### WORK TO COMPLETE:
Each entry must appear again exactly as it does in the source.

### TASK DATA:
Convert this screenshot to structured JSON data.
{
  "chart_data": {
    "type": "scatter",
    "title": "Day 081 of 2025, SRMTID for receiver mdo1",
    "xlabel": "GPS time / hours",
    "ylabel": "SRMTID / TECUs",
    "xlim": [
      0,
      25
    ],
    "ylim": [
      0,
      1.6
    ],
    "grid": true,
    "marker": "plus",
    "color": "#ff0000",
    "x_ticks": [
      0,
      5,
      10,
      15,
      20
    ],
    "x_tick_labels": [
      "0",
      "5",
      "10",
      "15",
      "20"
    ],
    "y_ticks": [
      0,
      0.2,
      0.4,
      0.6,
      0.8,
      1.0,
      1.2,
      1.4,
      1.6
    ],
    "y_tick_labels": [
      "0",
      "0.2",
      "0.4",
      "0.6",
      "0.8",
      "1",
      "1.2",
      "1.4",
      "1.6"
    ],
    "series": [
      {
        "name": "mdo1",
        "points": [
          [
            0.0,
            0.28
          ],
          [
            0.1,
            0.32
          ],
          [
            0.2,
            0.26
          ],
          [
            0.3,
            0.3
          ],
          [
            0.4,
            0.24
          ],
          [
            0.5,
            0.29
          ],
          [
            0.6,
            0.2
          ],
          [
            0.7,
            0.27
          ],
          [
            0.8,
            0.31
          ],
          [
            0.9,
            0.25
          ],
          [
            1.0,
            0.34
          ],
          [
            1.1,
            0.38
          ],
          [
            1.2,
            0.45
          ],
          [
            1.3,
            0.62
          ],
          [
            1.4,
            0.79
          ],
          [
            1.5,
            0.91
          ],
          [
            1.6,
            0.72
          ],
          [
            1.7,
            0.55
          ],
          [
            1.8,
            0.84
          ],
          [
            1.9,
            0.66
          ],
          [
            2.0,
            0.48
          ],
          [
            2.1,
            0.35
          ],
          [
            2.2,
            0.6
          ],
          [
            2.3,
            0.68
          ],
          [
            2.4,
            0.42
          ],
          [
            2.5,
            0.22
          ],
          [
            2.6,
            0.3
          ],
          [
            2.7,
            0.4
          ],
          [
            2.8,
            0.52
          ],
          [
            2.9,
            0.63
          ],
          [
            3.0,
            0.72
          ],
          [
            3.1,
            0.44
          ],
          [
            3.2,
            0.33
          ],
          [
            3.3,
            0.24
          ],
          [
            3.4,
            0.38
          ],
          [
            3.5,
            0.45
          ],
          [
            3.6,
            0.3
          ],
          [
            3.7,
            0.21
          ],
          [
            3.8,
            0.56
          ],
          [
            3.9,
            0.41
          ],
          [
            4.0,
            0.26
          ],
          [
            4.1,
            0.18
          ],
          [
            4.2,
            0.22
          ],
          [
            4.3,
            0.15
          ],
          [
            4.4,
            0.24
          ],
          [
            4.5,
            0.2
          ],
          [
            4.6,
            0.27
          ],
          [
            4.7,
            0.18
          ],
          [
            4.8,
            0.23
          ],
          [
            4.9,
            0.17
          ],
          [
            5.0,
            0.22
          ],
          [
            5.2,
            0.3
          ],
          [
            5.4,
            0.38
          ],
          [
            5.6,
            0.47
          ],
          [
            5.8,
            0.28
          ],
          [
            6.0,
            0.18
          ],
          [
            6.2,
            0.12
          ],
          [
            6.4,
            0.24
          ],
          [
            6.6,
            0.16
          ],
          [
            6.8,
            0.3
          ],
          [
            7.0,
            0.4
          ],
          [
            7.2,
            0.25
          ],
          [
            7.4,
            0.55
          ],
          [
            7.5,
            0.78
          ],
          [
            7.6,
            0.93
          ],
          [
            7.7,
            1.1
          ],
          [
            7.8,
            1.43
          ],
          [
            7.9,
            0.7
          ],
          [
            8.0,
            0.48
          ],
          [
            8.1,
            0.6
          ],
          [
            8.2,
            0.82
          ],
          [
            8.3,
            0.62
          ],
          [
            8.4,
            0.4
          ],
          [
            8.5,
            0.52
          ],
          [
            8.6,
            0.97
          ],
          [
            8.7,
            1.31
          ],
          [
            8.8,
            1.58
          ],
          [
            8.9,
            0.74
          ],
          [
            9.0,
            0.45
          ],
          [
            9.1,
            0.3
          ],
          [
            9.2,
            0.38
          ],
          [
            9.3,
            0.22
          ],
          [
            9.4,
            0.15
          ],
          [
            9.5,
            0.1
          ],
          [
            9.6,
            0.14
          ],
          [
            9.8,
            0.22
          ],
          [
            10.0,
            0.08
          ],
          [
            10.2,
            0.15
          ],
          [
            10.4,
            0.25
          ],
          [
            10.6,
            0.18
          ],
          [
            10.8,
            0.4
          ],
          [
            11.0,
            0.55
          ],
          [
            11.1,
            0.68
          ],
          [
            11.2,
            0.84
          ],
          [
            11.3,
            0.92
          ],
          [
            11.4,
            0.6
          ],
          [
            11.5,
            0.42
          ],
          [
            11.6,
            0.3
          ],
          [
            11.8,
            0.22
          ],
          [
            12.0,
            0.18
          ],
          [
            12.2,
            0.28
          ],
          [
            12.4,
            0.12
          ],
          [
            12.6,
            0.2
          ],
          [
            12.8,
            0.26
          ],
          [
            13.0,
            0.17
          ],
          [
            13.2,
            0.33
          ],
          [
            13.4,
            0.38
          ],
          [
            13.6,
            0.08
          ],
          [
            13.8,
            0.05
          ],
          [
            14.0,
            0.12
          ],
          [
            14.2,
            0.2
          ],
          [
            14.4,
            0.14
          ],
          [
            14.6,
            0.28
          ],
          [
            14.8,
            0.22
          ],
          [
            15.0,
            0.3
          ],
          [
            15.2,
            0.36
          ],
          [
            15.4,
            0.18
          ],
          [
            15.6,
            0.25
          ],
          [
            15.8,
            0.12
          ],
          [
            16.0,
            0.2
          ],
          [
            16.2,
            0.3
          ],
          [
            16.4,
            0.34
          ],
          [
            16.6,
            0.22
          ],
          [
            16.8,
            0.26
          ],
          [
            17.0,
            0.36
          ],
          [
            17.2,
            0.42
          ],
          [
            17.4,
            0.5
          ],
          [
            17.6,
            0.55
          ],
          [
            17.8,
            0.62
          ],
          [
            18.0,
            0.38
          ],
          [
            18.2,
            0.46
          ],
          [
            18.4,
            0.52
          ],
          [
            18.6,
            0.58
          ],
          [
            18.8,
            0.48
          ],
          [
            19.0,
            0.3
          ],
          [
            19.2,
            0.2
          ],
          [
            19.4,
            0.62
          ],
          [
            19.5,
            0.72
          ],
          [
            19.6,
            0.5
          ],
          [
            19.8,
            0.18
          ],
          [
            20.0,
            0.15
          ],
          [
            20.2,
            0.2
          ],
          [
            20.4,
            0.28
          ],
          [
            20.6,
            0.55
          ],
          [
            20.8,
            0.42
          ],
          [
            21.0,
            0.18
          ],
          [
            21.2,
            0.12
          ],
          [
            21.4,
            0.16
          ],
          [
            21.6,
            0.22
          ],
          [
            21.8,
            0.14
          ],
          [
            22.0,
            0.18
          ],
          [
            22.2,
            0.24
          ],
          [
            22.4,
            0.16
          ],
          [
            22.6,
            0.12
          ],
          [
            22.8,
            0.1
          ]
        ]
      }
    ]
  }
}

### EXERCISE RESPONSE:
Convert this screenshot to structured JSON data.
{
  "chart_data": {
    "type": "scatter",
    "title": "Day 081 of 2025, SRMTID for receiver mdo1",
    "xlabel": "GPS time / hours",
    "ylabel": "SRMTID / TECUs",
    "xlim": [
      0,
      25
    ],
    "ylim": [
      0,
      1.6
    ],
    "grid": true,
    "marker": "plus",
    "color": "#ff0000",
    "x_ticks": [
      0,
      5,
      10,
      15,
      20
    ],
    "x_tick_labels": [
      "0",
      "5",
      "10",
      "15",
      "20"
    ],
    "y_ticks": [
      0,
      0.2,
      0.4,
      0.6,
      0.8,
      1.0,
      1.2,
      1.4,
      1.6
    ],
    "y_tick_labels": [
      "0",
      "0.2",
      "0.4",
      "0.6",
      "0.8",
      "1",
      "1.2",
      "1.4",
      "1.6"
    ],
    "series": [
      {
        "name": "mdo1",
        "points": [
          [
            0.0,
            0.28
          ],
          [
            0.1,
            0.32
          ],
          [
            0.2,
            0.26
          ],
          [
            0.3,
            0.3
          ],
          [
            0.4,
            0.24
          ],
          [
            0.5,
            0.29
          ],
          [
            0.6,
            0.2
          ],
          [
            0.7,
            0.27
          ],
          [
            0.8,
            0.31
          ],
          [
            0.9,
            0.25
          ],
          [
            1.0,
            0.34
          ],
          [
            1.1,
            0.38
          ],
          [
            1.2,
            0.45
          ],
          [
            1.3,
            0.62
          ],
          [
            1.4,
            0.79
          ],
          [
            1.5,
            0.91
          ],
          [
            1.6,
            0.72
          ],
          [
            1.7,
            0.55
          ],
          [
            1.8,
            0.84
          ],
          [
            1.9,
            0.66
          ],
          [
            2.0,
            0.48
          ],
          [
            2.1,
            0.35
          ],
          [
            2.2,
            0.6
          ],
          [
            2.3,
            0.68
          ],
          [
            2.4,
            0.42
          ],
          [
            2.5,
            0.22
          ],
          [
            2.6,
            0.3
          ],
          [
            2.7,
            0.4
          ],
          [
            2.8,
            0.52
          ],
          [
            2.9,
            0.63
          ],
          [
            3.0,
            0.72
          ],
          [
            3.1,
            0.44
          ],
          [
            3.2,
            0.33
          ],
          [
            3.3,
            0.24
          ],
          [
            3.4,
            0.38
          ],
          [
            3.5,
            0.45
          ],
          [
            3.6,
            0.3
          ],
          [
            3.7,
            0.21
          ],
          [
            3.8,
            0.56
          ],
          [
            3.9,
            0.41
          ],
          [
            4.0,
            0.26
          ],
          [
            4.1,
            0.18
          ],
          [
            4.2,
            0.22
          ],
          [
            4.3,
            0.15
          ],
          [
            4.4,
            0.24
          ],
          [
            4.5,
            0.2
          ],
          [
            4.6,
            0.27
          ],
          [
            4.7,
            0.18
          ],
          [
            4.8,
            0.23
          ],
          [
            4.9,
            0.17
          ],
          [
            5.0,
            0.22
          ],
          [
            5.2,
            0.3
          ],
          [
            5.4,
            0.38
          ],
          [
            5.6,
            0.47
          ],
          [
            5.8,
            0.28
          ],
          [
            6.0,
            0.18
          ],
          [
            6.2,
            0.12
          ],
          [
            6.4,
            0.24
          ],
          [
            6.6,
            0.16
          ],
          [
            6.8,
            0.3
          ],
          [
            7.0,
            0.4
          ],
          [
            7.2,
            0.25
          ],
          [
            7.4,
            0.55
          ],
          [
            7.5,
            0.78
          ],
          [
            7.6,
            0.93
          ],
          [
            7.7,
            1.1
          ],
          [
            7.8,
            1.43
          ],
          [
            7.9,
            0.7
          ],
          [
            8.0,
            0.48
          ],
          [
            8.1,
            0.6
          ],
          [
            8.2,
            0.82
          ],
          [
            8.3,
            0.62
          ],
          [
            8.4,
            0.4
          ],
          [
            8.5,
            0.52
          ],
          [
            8.6,
            0.97
          ],
          [
            8.7,
            1.31
          ],
          [
            8.8,
            1.58
          ],
          [
            8.9,
            0.74
          ],
          [
            9.0,
            0.45
          ],
          [
            9.1,
            0.3
          ],
          [
            9.2,
            0.38
          ],
          [
            9.3,
            0.22
          ],
          [
            9.4,
            0.15
          ],
          [
            9.5,
            0.1
          ],
          [
            9.6,
            0.14
          ],
          [
            9.8,
            0.22
          ],
          [
            10.0,
            0.08
          ],
          [
            10.2,
            0.15
          ],
          [
            10.4,
            0.25
          ],
          [
            10.6,
            0.18
          ],
          [
            10.8,
            0.4
          ],
          [
            11.0,
            0.55
          ],
          [
            11.1,
            0.68
          ],
          [
            11.2,
            0.84
          ],
          [
            11.3,
            0.92
          ],
          [
            11.4,
            0.6
          ],
          [
            11.5,
            0.42
          ],
          [
            11.6,
            0.3
          ],
          [
            11.8,
            0.22
          ],
          [
            12.0,
            0.18
          ],
          [
            12.2,
            0.28
          ],
          [
            12.4,
            0.12
          ],
          [
            12.6,
            0.2
          ],
          [
            12.8,
            0.26
          ],
          [
            13.0,
            0.17
          ],
          [
            13.2,
            0.33
          ],
          [
            13.4,
            0.38
          ],
          [
            13.6,
            0.08
          ],
          [
            13.8,
            0.05
          ],
          [
            14.0,
            0.12
          ],
          [
            14.2,
            0.2
          ],
          [
            14.4,
            0.14
          ],
          [
            14.6,
            0.28
          ],
          [
            14.8,
            0.22
          ],
          [
            15.0,
            0.3
          ],
          [
            15.2,
            0.36
          ],
          [
            15.4,
            0.18
          ],
          [
            15.6,
            0.25
          ],
          [
            15.8,
            0.12
          ],
          [
            16.0,
            0.2
          ],
          [
            16.2,
            0.3
          ],
          [
            16.4,
            0.34
          ],
          [
            16.6,
            0.22
          ],
          [
            16.8,
            0.26
          ],
          [
            17.0,
            0.36
          ],
          [
            17.2,
            0.42
          ],
          [
            17.4,
            0.5
          ],
          [
            17.6,
            0.55
          ],
          [
            17.8,
            0.62
          ],
          [
            18.0,
            0.38
          ],
          [
            18.2,
            0.46
          ],
          [
            18.4,
            0.52
          ],
          [
            18.6,
            0.58
          ],
          [
            18.8,
            0.48
          ],
          [
            19.0,
            0.3
          ],
          [
            19.2,
            0.2
          ],
          [
            19.4,
            0.62
          ],
          [
            19.5,
            0.72
          ],
          [
            19.6,
            0.5
          ],
          [
            19.8,
            0.18
          ],
          [
            20.0,
            0.15
          ],
          [
            20.2,
            0.2
          ],
          [
            20.4,
            0.28
          ],
          [
            20.6,
            0.55
          ],
          [
            20.8,
            0.42
          ],
          [
            21.0,
            0.18
          ],
          [
            21.2,
            0.12
          ],
          [
            21.4,
            0.16
          ],
          [
            21.6,
            0.22
          ],
          [
            21.8,
            0.14
          ],
          [
            22.0,
            0.18
          ],
          [
            22.2,
            0.24
          ],
          [
            22.4,
            0.16
          ],
          [
            22.6,
            0.12
          ],
          [
            22.8,
            0.1
          ]
        ]
      }
    ]
  }
}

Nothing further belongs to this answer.